Objective
Wherever the string "structured" appears in a line, extract that line.
-- Excerpted records start --
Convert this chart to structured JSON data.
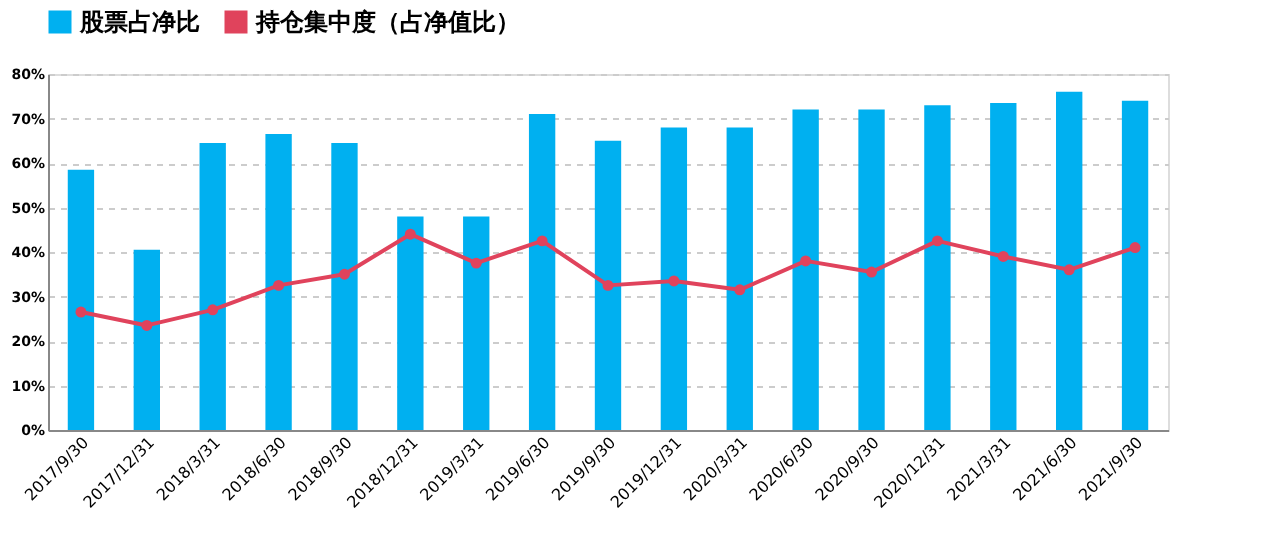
-- Excerpted records end --
-- Excerpted records start --
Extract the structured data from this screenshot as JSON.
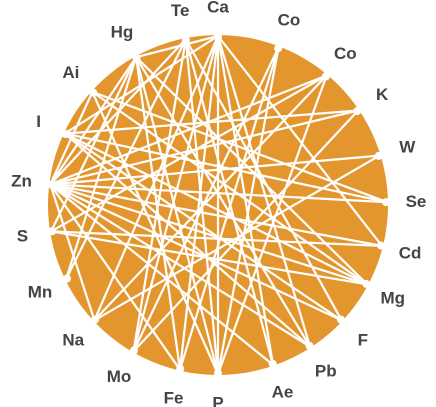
-- Excerpted records end --
-- Excerpted records start --
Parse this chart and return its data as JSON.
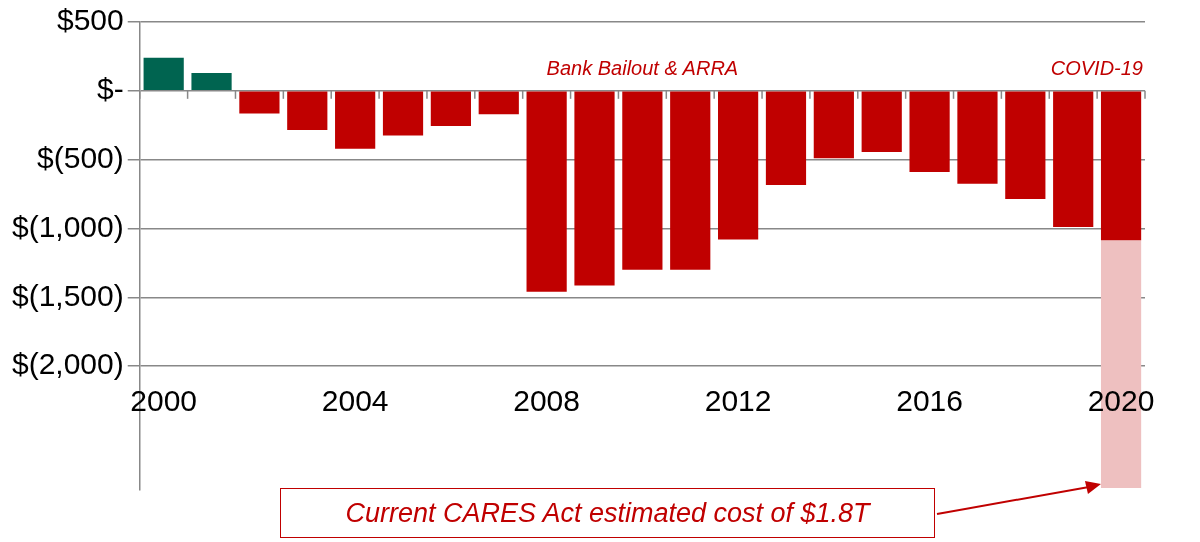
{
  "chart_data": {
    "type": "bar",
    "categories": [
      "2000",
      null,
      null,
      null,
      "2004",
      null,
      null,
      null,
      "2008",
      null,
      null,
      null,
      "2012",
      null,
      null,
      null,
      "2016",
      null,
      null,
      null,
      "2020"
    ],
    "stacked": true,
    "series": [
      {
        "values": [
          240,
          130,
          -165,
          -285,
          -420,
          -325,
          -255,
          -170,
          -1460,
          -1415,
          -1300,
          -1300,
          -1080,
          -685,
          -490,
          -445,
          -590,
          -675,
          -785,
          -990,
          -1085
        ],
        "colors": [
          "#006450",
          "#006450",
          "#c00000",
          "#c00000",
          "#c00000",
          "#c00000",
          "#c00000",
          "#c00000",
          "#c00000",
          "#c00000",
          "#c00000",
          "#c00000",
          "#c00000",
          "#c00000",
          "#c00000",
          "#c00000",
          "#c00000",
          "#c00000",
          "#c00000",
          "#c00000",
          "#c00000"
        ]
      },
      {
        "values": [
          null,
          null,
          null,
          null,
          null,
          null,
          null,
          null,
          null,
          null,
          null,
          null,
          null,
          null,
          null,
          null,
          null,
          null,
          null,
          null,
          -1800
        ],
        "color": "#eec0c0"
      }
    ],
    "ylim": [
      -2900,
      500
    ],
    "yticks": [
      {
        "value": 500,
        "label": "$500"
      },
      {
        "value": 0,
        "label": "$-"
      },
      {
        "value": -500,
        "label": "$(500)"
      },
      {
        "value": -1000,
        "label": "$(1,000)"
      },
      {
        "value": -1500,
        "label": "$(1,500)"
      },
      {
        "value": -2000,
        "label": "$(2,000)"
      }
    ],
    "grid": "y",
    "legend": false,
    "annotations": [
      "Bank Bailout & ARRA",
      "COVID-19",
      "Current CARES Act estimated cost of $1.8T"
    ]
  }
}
-- Excerpted records end --
Task result
Convert this chart to structured JSON data.
Extract the structured data from this screenshot as JSON.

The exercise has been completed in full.